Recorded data
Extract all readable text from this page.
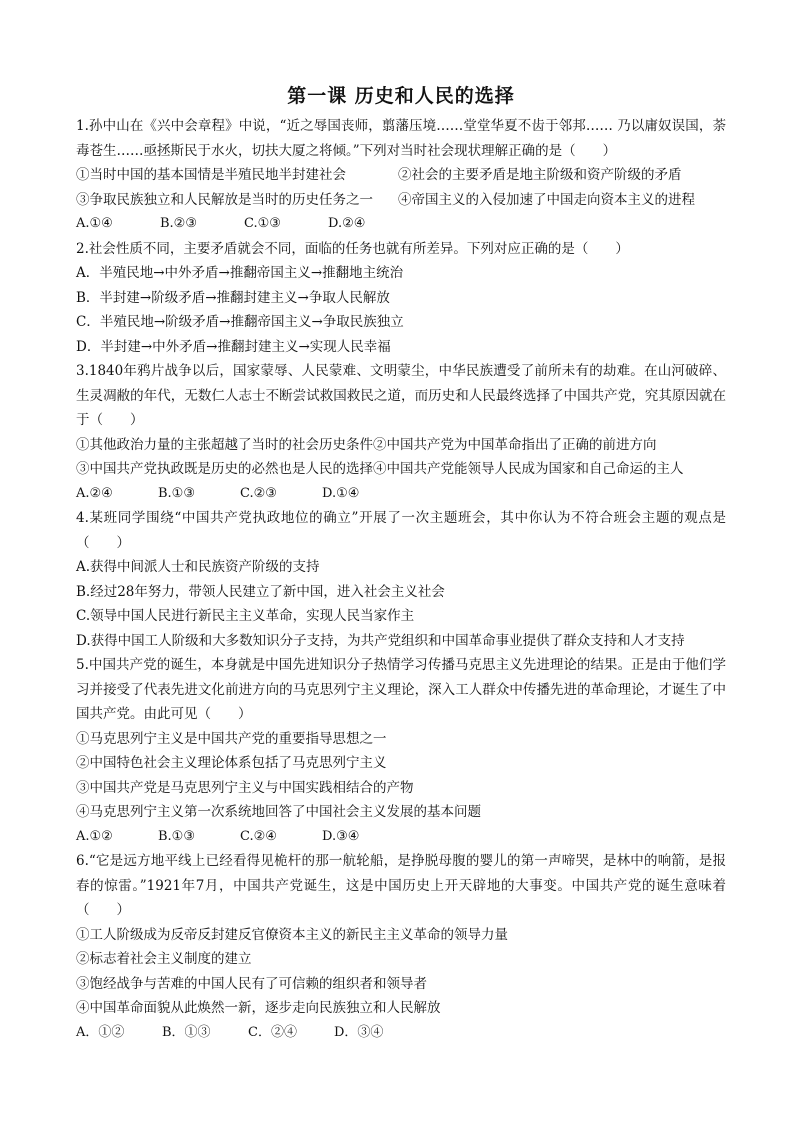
第一课 历史和人民的选择
1.孙中山在《兴中会章程》中说，“近之辱国丧师，翦藩压境……堂堂华夏不齿于邻邦…… 乃以庸奴误国，荼毒苍生……亟拯斯民于水火，切扶大厦之将倾。”下列对当时社会现状理解正确的是（　　）
①当时中国的基本国情是半殖民地半封建社会	②社会的主要矛盾是地主阶级和资产阶级的矛盾
③争取民族独立和人民解放是当时的历史任务之一	④帝国主义的入侵加速了中国走向资本主义的进程
A.①④	B.②③	C.①③	D.②④
2.社会性质不同，主要矛盾就会不同，面临的任务也就有所差异。下列对应正确的是（　　）
A．半殖民地→中外矛盾→推翻帝国主义→推翻地主统治
B．半封建→阶级矛盾→推翻封建主义→争取人民解放
C．半殖民地→阶级矛盾→推翻帝国主义→争取民族独立
D．半封建→中外矛盾→推翻封建主义→实现人民幸福
3.1840年鸦片战争以后，国家蒙辱、人民蒙难、文明蒙尘，中华民族遭受了前所未有的劫难。在山河破碎、生灵凋敝的年代，无数仁人志士不断尝试救国救民之道，而历史和人民最终选择了中国共产党，究其原因就在于（　　）
①其他政治力量的主张超越了当时的社会历史条件②中国共产党为中国革命指出了正确的前进方向
③中国共产党执政既是历史的必然也是人民的选择④中国共产党能领导人民成为国家和自己命运的主人
A.②④	B.①③	C.②③	D.①④
4.某班同学围绕“中国共产党执政地位的确立”开展了一次主题班会，其中你认为不符合班会主题的观点是（　　）
A.获得中间派人士和民族资产阶级的支持
B.经过28年努力，带领人民建立了新中国，进入社会主义社会
C.领导中国人民进行新民主主义革命，实现人民当家作主
D.获得中国工人阶级和大多数知识分子支持，为共产党组织和中国革命事业提供了群众支持和人才支持
5.中国共产党的诞生，本身就是中国先进知识分子热情学习传播马克思主义先进理论的结果。正是由于他们学习并接受了代表先进文化前进方向的马克思列宁主义理论，深入工人群众中传播先进的革命理论，才诞生了中国共产党。由此可见（　　）
①马克思列宁主义是中国共产党的重要指导思想之一
②中国特色社会主义理论体系包括了马克思列宁主义
③中国共产党是马克思列宁主义与中国实践相结合的产物
④马克思列宁主义第一次系统地回答了中国社会主义发展的基本问题
A.①②	B.①③	C.②④	D.③④
6.“它是远方地平线上已经看得见桅杆的那一航轮船，是挣脱母腹的婴儿的第一声啼哭，是林中的响箭，是报春的惊雷。”1921年7月，中国共产党诞生，这是中国历史上开天辟地的大事变。中国共产党的诞生意味着（　　）
①工人阶级成为反帝反封建反官僚资本主义的新民主主义革命的领导力量
②标志着社会主义制度的建立
③饱经战争与苦难的中国人民有了可信赖的组织者和领导者
④中国革命面貌从此焕然一新，逐步走向民族独立和人民解放
A．①②	B．①③	C．②④	D．③④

Set exercise> Return each line among the entries that holds the word "中外矛盾".

Response>
A．半殖民地→中外矛盾→推翻帝国主义→推翻地主统治
D．半封建→中外矛盾→推翻封建主义→实现人民幸福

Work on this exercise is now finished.